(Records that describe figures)
>>
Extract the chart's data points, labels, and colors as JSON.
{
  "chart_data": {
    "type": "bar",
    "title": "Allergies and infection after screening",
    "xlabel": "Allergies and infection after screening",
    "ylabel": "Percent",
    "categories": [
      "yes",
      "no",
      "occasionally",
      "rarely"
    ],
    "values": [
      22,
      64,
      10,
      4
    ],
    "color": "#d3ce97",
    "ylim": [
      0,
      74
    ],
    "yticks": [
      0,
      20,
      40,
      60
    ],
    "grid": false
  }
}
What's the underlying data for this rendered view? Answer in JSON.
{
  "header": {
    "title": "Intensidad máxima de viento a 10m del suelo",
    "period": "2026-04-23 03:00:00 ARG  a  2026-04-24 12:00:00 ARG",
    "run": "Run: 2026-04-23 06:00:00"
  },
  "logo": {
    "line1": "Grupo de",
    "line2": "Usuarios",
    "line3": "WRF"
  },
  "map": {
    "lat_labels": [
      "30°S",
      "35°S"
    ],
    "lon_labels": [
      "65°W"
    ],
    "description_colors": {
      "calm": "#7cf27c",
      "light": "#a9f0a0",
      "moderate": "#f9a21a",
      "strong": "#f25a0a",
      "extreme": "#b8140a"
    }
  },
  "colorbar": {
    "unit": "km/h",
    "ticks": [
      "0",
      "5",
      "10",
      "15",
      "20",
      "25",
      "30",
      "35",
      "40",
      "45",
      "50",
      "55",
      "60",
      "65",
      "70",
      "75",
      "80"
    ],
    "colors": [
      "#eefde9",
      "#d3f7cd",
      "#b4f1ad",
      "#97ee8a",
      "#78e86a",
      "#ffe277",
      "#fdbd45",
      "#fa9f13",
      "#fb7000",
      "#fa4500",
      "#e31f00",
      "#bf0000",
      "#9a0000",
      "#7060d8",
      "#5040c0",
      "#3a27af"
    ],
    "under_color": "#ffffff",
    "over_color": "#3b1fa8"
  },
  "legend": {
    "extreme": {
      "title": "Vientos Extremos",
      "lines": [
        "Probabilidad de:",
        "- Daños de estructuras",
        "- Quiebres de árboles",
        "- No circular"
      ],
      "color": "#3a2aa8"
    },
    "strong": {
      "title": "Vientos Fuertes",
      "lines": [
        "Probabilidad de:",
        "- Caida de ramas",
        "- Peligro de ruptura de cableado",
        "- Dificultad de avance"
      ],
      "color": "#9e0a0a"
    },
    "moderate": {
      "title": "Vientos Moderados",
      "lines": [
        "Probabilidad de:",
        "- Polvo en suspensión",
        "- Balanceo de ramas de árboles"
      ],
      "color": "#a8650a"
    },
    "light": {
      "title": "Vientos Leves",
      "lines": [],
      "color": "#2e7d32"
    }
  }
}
<<
§ Problem requirements
Copy every line above that includes the string "Vientos".

§ Full response
      "title": "Vientos Extremos",
      "title": "Vientos Fuertes",
      "title": "Vientos Moderados",
      "title": "Vientos Leves",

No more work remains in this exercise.